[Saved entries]
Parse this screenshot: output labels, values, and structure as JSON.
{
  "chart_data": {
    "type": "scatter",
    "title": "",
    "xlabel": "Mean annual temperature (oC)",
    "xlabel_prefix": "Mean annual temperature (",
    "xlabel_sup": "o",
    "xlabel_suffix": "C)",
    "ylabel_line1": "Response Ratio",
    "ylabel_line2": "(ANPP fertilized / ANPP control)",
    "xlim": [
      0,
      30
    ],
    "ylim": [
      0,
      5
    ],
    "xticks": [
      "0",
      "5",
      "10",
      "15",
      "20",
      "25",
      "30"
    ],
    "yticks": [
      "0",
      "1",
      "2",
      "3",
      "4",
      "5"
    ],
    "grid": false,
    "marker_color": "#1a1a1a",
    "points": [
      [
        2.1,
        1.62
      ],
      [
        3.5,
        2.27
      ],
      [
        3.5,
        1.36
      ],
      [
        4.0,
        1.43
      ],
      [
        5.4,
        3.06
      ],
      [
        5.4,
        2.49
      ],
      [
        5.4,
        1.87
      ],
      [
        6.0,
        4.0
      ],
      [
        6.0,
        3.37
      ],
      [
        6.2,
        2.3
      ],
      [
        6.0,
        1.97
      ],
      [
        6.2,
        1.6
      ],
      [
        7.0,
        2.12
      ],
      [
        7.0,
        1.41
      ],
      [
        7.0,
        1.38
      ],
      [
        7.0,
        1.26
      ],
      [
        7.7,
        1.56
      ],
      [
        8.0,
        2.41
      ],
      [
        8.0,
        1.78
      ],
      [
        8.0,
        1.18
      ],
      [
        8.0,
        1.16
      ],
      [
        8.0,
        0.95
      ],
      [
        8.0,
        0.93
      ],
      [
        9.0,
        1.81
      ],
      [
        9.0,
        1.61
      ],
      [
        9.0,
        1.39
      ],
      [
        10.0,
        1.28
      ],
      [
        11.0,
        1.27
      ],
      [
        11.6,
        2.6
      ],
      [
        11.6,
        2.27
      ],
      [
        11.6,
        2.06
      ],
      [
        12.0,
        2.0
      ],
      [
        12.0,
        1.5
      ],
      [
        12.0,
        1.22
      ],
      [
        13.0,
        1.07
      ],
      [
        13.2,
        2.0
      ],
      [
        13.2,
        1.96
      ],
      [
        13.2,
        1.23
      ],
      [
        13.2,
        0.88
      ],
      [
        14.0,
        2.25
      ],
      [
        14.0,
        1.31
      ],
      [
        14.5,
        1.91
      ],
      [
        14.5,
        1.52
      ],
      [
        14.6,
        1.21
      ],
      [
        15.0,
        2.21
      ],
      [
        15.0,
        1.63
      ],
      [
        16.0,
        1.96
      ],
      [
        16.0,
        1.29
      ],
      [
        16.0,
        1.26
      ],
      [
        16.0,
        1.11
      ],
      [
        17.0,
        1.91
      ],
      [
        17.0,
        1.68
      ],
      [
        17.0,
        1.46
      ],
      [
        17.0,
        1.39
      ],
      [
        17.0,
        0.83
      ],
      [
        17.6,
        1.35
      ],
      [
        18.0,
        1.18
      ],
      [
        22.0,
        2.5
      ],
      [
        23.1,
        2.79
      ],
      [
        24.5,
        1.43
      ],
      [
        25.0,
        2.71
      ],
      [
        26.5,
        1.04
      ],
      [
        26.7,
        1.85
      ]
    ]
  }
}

Task brief
Each record above should be output again exactly.

Final answer
Parse this screenshot: output labels, values, and structure as JSON.
{
  "chart_data": {
    "type": "scatter",
    "title": "",
    "xlabel": "Mean annual temperature (oC)",
    "xlabel_prefix": "Mean annual temperature (",
    "xlabel_sup": "o",
    "xlabel_suffix": "C)",
    "ylabel_line1": "Response Ratio",
    "ylabel_line2": "(ANPP fertilized / ANPP control)",
    "xlim": [
      0,
      30
    ],
    "ylim": [
      0,
      5
    ],
    "xticks": [
      "0",
      "5",
      "10",
      "15",
      "20",
      "25",
      "30"
    ],
    "yticks": [
      "0",
      "1",
      "2",
      "3",
      "4",
      "5"
    ],
    "grid": false,
    "marker_color": "#1a1a1a",
    "points": [
      [
        2.1,
        1.62
      ],
      [
        3.5,
        2.27
      ],
      [
        3.5,
        1.36
      ],
      [
        4.0,
        1.43
      ],
      [
        5.4,
        3.06
      ],
      [
        5.4,
        2.49
      ],
      [
        5.4,
        1.87
      ],
      [
        6.0,
        4.0
      ],
      [
        6.0,
        3.37
      ],
      [
        6.2,
        2.3
      ],
      [
        6.0,
        1.97
      ],
      [
        6.2,
        1.6
      ],
      [
        7.0,
        2.12
      ],
      [
        7.0,
        1.41
      ],
      [
        7.0,
        1.38
      ],
      [
        7.0,
        1.26
      ],
      [
        7.7,
        1.56
      ],
      [
        8.0,
        2.41
      ],
      [
        8.0,
        1.78
      ],
      [
        8.0,
        1.18
      ],
      [
        8.0,
        1.16
      ],
      [
        8.0,
        0.95
      ],
      [
        8.0,
        0.93
      ],
      [
        9.0,
        1.81
      ],
      [
        9.0,
        1.61
      ],
      [
        9.0,
        1.39
      ],
      [
        10.0,
        1.28
      ],
      [
        11.0,
        1.27
      ],
      [
        11.6,
        2.6
      ],
      [
        11.6,
        2.27
      ],
      [
        11.6,
        2.06
      ],
      [
        12.0,
        2.0
      ],
      [
        12.0,
        1.5
      ],
      [
        12.0,
        1.22
      ],
      [
        13.0,
        1.07
      ],
      [
        13.2,
        2.0
      ],
      [
        13.2,
        1.96
      ],
      [
        13.2,
        1.23
      ],
      [
        13.2,
        0.88
      ],
      [
        14.0,
        2.25
      ],
      [
        14.0,
        1.31
      ],
      [
        14.5,
        1.91
      ],
      [
        14.5,
        1.52
      ],
      [
        14.6,
        1.21
      ],
      [
        15.0,
        2.21
      ],
      [
        15.0,
        1.63
      ],
      [
        16.0,
        1.96
      ],
      [
        16.0,
        1.29
      ],
      [
        16.0,
        1.26
      ],
      [
        16.0,
        1.11
      ],
      [
        17.0,
        1.91
      ],
      [
        17.0,
        1.68
      ],
      [
        17.0,
        1.46
      ],
      [
        17.0,
        1.39
      ],
      [
        17.0,
        0.83
      ],
      [
        17.6,
        1.35
      ],
      [
        18.0,
        1.18
      ],
      [
        22.0,
        2.5
      ],
      [
        23.1,
        2.79
      ],
      [
        24.5,
        1.43
      ],
      [
        25.0,
        2.71
      ],
      [
        26.5,
        1.04
      ],
      [
        26.7,
        1.85
      ]
    ]
  }
}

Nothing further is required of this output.